STATED EXERCISE: Return the material word for word. Do not include pictures.

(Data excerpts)
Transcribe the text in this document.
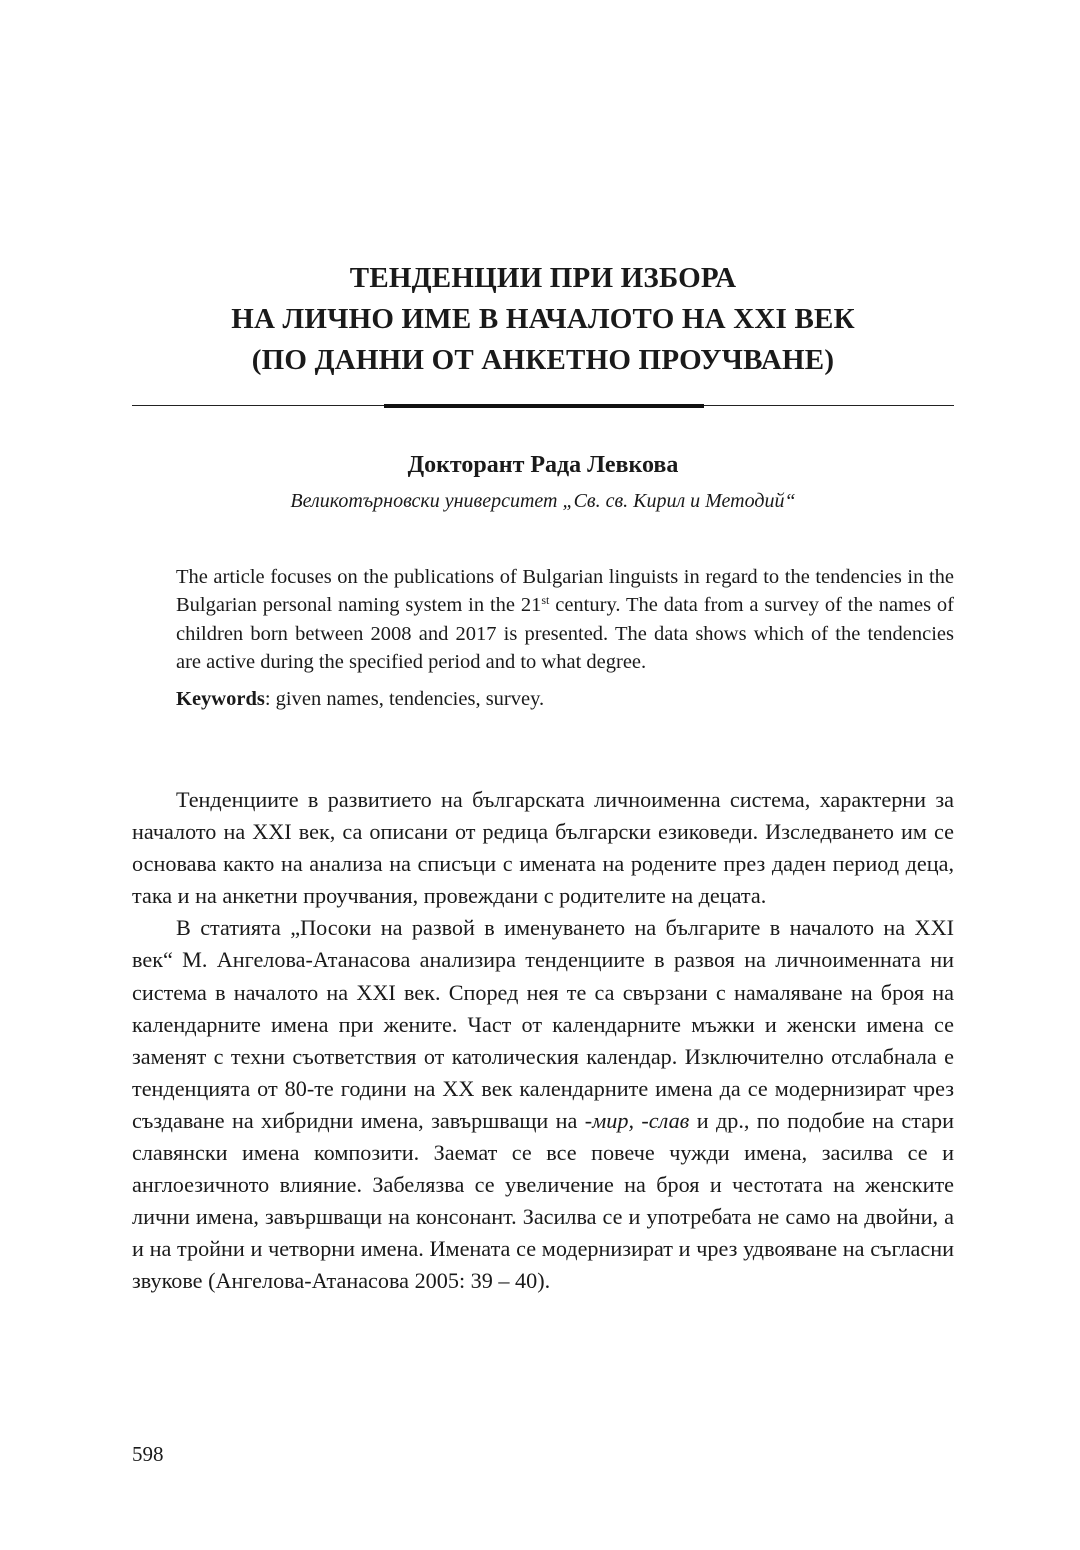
ТЕНДЕНЦИИ ПРИ ИЗБОРА
НА ЛИЧНО ИМЕ В НАЧАЛОТО НА XXI ВЕК
(ПО ДАННИ ОТ АНКЕТНО ПРОУЧВАНЕ)
Докторант Рада Левкова
Великотърновски университет „Св. св. Кирил и Методий“

The article focuses on the publications of Bulgarian linguists in regard to the tendencies in the Bulgarian personal naming system in the 21st century. The data from a survey of the names of children born between 2008 and 2017 is presented. The data shows which of the tendencies are active during the specified period and to what degree.

Keywords: given names, tendencies, survey.

Тенденциите в развитието на българската личноименна система, характерни за началото на XXI век, са описани от редица български езиковеди. Изследването им се основава както на анализа на списъци с имената на родените през даден период деца, така и на анкетни проучвания, провеждани с родителите на децата.

В статията „Посоки на развой в именуването на българите в началото на XXI век“ М. Ангелова-Атанасова анализира тенденциите в развоя на личноименната ни система в началото на XXI век. Според нея те са свързани с намаляване на броя на календарните имена при жените. Част от календарните мъжки и женски имена се заменят с техни съответствия от католическия календар. Изключително отслабнала е тенденцията от 80-те години на XX век календарните имена да се модернизират чрез създаване на хибридни имена, завършващи на -мир, -слав и др., по подобие на стари славянски имена композити. Заемат се все повече чужди имена, засилва се и англоезичното влияние. Забелязва се увеличение на броя и честотата на женските лични имена, завършващи на консонант. Засилва се и употребата не само на двойни, а и на тройни и четворни имена. Имената се модернизират и чрез удвояване на съгласни звукове (Ангелова-Атанасова 2005: 39 – 40).

598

OUTPUT FOR THIS TASK:
Transcribe the text in this document.
ТЕНДЕНЦИИ ПРИ ИЗБОРА
НА ЛИЧНО ИМЕ В НАЧАЛОТО НА XXI ВЕК
(ПО ДАННИ ОТ АНКЕТНО ПРОУЧВАНЕ)
Докторант Рада Левкова
Великотърновски университет „Св. св. Кирил и Методий“

The article focuses on the publications of Bulgarian linguists in regard to the tendencies in the Bulgarian personal naming system in the 21st century. The data from a survey of the names of children born between 2008 and 2017 is presented. The data shows which of the tendencies are active during the specified period and to what degree.

Keywords: given names, tendencies, survey.

Тенденциите в развитието на българската личноименна система, характерни за началото на XXI век, са описани от редица български езиковеди. Изследването им се основава както на анализа на списъци с имената на родените през даден период деца, така и на анкетни проучвания, провеждани с родителите на децата.

В статията „Посоки на развой в именуването на българите в началото на XXI век“ М. Ангелова-Атанасова анализира тенденциите в развоя на личноименната ни система в началото на XXI век. Според нея те са свързани с намаляване на броя на календарните имена при жените. Част от календарните мъжки и женски имена се заменят с техни съответствия от католическия календар. Изключително отслабнала е тенденцията от 80-те години на XX век календарните имена да се модернизират чрез създаване на хибридни имена, завършващи на -мир, -слав и др., по подобие на стари славянски имена композити. Заемат се все повече чужди имена, засилва се и англоезичното влияние. Забелязва се увеличение на броя и честотата на женските лични имена, завършващи на консонант. Засилва се и употребата не само на двойни, а и на тройни и четворни имена. Имената се модернизират и чрез удвояване на съгласни звукове (Ангелова-Атанасова 2005: 39 – 40).

598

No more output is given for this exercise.